## EXERCISE BRIEF
Present each line of the entries below that holds the word "color".

## RECORDS FOR THIS TASK
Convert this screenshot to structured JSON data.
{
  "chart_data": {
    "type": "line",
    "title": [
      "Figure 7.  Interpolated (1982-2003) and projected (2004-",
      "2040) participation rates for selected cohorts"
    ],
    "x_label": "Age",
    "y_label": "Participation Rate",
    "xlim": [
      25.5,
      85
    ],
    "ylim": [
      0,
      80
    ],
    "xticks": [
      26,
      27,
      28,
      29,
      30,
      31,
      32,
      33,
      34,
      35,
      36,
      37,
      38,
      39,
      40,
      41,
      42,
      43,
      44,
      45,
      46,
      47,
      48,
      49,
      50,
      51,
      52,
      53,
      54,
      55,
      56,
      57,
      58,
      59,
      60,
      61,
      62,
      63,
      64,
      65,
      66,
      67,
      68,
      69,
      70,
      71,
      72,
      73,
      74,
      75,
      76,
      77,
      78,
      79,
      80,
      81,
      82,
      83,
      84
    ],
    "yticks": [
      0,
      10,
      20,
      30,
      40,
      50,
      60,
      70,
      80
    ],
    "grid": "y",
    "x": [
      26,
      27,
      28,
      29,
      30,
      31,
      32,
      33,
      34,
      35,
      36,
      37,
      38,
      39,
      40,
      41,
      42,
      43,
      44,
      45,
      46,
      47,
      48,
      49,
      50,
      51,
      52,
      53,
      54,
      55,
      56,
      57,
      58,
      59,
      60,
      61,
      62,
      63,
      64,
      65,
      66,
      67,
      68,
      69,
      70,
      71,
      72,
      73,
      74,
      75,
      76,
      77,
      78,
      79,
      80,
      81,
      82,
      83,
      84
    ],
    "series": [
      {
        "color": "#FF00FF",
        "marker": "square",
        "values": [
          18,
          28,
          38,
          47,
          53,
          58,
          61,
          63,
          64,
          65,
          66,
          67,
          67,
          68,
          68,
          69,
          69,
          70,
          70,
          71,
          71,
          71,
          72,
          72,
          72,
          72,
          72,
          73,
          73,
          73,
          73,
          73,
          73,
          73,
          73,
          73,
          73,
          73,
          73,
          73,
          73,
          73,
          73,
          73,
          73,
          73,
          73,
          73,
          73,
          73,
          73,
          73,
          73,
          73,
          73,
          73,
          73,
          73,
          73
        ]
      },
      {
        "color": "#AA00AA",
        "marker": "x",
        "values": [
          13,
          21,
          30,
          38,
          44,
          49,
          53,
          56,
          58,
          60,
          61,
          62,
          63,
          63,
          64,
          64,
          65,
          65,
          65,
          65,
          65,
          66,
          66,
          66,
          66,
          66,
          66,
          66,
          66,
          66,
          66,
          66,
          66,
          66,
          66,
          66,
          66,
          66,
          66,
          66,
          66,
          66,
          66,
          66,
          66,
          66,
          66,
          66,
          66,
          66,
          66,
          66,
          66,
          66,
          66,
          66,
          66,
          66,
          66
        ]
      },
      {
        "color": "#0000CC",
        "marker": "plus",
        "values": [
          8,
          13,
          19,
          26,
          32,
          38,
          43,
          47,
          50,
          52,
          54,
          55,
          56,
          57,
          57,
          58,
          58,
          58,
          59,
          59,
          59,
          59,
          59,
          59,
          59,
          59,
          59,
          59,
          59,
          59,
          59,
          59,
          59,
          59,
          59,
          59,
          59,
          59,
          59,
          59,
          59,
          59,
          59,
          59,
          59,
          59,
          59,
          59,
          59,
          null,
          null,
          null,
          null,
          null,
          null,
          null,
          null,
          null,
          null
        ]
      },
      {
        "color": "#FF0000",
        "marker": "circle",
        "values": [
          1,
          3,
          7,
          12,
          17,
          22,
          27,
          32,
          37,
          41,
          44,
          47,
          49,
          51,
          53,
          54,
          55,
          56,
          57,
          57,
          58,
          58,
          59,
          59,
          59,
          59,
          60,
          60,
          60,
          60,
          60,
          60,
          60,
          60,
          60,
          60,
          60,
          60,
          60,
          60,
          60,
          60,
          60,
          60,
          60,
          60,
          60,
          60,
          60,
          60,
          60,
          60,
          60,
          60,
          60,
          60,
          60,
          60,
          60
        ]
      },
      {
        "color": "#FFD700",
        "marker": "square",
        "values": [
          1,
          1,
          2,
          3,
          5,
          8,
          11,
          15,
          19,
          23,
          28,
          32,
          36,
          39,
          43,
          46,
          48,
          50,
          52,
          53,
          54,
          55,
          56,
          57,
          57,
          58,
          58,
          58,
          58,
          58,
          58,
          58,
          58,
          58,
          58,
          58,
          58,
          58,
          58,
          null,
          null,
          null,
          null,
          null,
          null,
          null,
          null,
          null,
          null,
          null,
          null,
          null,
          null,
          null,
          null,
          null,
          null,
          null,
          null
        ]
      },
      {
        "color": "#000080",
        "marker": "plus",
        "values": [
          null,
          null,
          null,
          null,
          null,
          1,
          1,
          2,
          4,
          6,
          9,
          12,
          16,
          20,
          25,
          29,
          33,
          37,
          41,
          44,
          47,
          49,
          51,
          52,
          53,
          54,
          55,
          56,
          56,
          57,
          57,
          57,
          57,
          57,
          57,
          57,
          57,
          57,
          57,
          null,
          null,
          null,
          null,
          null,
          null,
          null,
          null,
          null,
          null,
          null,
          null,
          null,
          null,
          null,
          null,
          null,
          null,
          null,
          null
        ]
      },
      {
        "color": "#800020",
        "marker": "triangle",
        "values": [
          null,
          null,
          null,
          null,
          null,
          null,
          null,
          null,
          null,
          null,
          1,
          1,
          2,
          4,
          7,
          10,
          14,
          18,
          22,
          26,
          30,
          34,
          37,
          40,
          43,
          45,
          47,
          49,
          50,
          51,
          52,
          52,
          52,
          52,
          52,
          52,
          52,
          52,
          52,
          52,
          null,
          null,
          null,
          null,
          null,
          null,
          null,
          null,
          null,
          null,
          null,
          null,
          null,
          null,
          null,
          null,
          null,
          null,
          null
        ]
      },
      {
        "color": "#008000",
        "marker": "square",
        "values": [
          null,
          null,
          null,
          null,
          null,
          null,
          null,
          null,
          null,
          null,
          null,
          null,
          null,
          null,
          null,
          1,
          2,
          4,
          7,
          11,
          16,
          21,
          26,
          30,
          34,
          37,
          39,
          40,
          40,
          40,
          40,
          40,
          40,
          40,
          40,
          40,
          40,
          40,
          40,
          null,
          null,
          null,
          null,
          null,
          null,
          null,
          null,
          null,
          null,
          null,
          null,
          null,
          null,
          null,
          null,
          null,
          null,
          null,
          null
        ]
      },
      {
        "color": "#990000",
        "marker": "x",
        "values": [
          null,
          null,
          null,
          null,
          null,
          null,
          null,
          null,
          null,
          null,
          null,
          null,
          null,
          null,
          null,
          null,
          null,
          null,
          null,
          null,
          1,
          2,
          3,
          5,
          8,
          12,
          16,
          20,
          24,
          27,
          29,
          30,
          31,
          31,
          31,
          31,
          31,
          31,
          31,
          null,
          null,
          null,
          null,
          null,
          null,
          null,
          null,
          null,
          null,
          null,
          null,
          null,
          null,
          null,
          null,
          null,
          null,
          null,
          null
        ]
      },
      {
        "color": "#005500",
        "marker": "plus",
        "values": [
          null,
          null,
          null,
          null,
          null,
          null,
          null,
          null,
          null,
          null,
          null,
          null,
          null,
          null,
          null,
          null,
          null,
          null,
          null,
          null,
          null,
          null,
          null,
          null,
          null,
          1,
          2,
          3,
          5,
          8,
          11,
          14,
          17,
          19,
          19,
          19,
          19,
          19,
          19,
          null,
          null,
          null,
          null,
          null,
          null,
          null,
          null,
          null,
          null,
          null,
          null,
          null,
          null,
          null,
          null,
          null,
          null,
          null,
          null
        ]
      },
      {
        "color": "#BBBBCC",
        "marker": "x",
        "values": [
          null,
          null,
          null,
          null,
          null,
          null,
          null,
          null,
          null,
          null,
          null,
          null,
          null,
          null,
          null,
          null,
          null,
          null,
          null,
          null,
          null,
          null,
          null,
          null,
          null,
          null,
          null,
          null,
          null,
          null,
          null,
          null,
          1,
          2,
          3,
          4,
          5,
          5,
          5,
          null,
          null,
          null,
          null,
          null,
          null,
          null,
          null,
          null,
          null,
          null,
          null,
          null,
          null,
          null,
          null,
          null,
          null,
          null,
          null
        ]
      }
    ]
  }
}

## OUTPUT FOR THIS TASK
        "color": "#FF00FF",
        "color": "#AA00AA",
        "color": "#0000CC",
        "color": "#FF0000",
        "color": "#FFD700",
        "color": "#000080",
        "color": "#800020",
        "color": "#008000",
        "color": "#990000",
        "color": "#005500",
        "color": "#BBBBCC",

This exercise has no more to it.